Written instruction –
What follows is a block of records; reproduce all of it verbatim.

----- Listing

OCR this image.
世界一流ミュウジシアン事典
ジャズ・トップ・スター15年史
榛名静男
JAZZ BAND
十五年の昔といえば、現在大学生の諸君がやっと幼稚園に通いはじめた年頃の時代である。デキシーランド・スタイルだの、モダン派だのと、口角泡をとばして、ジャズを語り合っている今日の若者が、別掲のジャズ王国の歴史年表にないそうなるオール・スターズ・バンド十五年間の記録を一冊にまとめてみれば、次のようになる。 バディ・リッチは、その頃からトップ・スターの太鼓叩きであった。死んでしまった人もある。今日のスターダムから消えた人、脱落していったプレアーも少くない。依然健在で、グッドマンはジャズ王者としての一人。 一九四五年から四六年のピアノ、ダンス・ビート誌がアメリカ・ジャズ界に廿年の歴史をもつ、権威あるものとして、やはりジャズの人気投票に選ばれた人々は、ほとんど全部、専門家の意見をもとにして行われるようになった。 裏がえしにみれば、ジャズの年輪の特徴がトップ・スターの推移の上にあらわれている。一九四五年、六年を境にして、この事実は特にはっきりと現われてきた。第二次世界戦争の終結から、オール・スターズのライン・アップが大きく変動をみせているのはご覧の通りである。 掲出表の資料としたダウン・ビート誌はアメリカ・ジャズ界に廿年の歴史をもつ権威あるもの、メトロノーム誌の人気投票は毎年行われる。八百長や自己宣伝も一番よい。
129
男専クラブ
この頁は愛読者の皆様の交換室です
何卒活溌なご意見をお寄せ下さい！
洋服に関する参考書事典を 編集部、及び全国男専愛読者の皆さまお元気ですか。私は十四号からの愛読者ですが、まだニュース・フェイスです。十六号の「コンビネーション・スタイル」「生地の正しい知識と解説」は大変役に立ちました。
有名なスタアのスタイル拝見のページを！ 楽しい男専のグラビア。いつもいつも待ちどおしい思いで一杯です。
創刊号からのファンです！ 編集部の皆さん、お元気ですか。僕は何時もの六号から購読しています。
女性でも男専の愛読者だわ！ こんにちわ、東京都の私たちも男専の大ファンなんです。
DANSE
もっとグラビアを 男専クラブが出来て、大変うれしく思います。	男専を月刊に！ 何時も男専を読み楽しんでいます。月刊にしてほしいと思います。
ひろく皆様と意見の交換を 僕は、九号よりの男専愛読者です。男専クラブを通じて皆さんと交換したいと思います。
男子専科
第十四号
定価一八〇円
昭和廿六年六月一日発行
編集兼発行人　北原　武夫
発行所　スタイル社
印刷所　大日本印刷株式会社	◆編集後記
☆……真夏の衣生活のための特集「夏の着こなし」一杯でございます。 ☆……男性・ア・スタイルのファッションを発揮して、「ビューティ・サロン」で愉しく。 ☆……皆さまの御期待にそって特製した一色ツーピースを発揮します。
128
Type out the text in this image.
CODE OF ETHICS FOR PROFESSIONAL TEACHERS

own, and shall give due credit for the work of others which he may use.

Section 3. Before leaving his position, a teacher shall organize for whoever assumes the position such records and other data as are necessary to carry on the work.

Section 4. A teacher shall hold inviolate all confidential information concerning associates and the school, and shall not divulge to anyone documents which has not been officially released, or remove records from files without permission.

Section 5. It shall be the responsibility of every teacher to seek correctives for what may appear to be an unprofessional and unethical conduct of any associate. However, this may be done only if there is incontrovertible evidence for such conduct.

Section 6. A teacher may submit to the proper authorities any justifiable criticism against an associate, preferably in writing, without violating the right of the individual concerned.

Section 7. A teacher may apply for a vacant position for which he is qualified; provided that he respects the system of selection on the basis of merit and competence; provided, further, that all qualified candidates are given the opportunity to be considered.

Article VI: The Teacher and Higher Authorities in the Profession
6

----------

Written response –
OCR this image.
世界一流ミュウジシアン事典
ジャズ・トップ・スター15年史
榛名静男
JAZZ BAND
十五年の昔といえば、現在大学生の諸君がやっと幼稚園に通いはじめた年頃の時代である。デキシーランド・スタイルだの、モダン派だのと、口角泡をとばして、ジャズを語り合っている今日の若者が、別掲のジャズ王国の歴史年表にないそうなるオール・スターズ・バンド十五年間の記録を一冊にまとめてみれば、次のようになる。 バディ・リッチは、その頃からトップ・スターの太鼓叩きであった。死んでしまった人もある。今日のスターダムから消えた人、脱落していったプレアーも少くない。依然健在で、グッドマンはジャズ王者としての一人。 一九四五年から四六年のピアノ、ダンス・ビート誌がアメリカ・ジャズ界に廿年の歴史をもつ、権威あるものとして、やはりジャズの人気投票に選ばれた人々は、ほとんど全部、専門家の意見をもとにして行われるようになった。 裏がえしにみれば、ジャズの年輪の特徴がトップ・スターの推移の上にあらわれている。一九四五年、六年を境にして、この事実は特にはっきりと現われてきた。第二次世界戦争の終結から、オール・スターズのライン・アップが大きく変動をみせているのはご覧の通りである。 掲出表の資料としたダウン・ビート誌はアメリカ・ジャズ界に廿年の歴史をもつ権威あるもの、メトロノーム誌の人気投票は毎年行われる。八百長や自己宣伝も一番よい。
129
男専クラブ
この頁は愛読者の皆様の交換室です
何卒活溌なご意見をお寄せ下さい！
洋服に関する参考書事典を 編集部、及び全国男専愛読者の皆さまお元気ですか。私は十四号からの愛読者ですが、まだニュース・フェイスです。十六号の「コンビネーション・スタイル」「生地の正しい知識と解説」は大変役に立ちました。
有名なスタアのスタイル拝見のページを！ 楽しい男専のグラビア。いつもいつも待ちどおしい思いで一杯です。
創刊号からのファンです！ 編集部の皆さん、お元気ですか。僕は何時もの六号から購読しています。
女性でも男専の愛読者だわ！ こんにちわ、東京都の私たちも男専の大ファンなんです。
DANSE
もっとグラビアを 男専クラブが出来て、大変うれしく思います。	男専を月刊に！ 何時も男専を読み楽しんでいます。月刊にしてほしいと思います。
ひろく皆様と意見の交換を 僕は、九号よりの男専愛読者です。男専クラブを通じて皆さんと交換したいと思います。
男子専科
第十四号
定価一八〇円
昭和廿六年六月一日発行
編集兼発行人　北原　武夫
発行所　スタイル社
印刷所　大日本印刷株式会社	◆編集後記
☆……真夏の衣生活のための特集「夏の着こなし」一杯でございます。 ☆……男性・ア・スタイルのファッションを発揮して、「ビューティ・サロン」で愉しく。 ☆……皆さまの御期待にそって特製した一色ツーピースを発揮します。
128
Type out the text in this image.
CODE OF ETHICS FOR PROFESSIONAL TEACHERS

own, and shall give due credit for the work of others which he may use.

Section 3. Before leaving his position, a teacher shall organize for whoever assumes the position such records and other data as are necessary to carry on the work.

Section 4. A teacher shall hold inviolate all confidential information concerning associates and the school, and shall not divulge to anyone documents which has not been officially released, or remove records from files without permission.

Section 5. It shall be the responsibility of every teacher to seek correctives for what may appear to be an unprofessional and unethical conduct of any associate. However, this may be done only if there is incontrovertible evidence for such conduct.

Section 6. A teacher may submit to the proper authorities any justifiable criticism against an associate, preferably in writing, without violating the right of the individual concerned.

Section 7. A teacher may apply for a vacant position for which he is qualified; provided that he respects the system of selection on the basis of merit and competence; provided, further, that all qualified candidates are given the opportunity to be considered.

Article VI: The Teacher and Higher Authorities in the Profession
6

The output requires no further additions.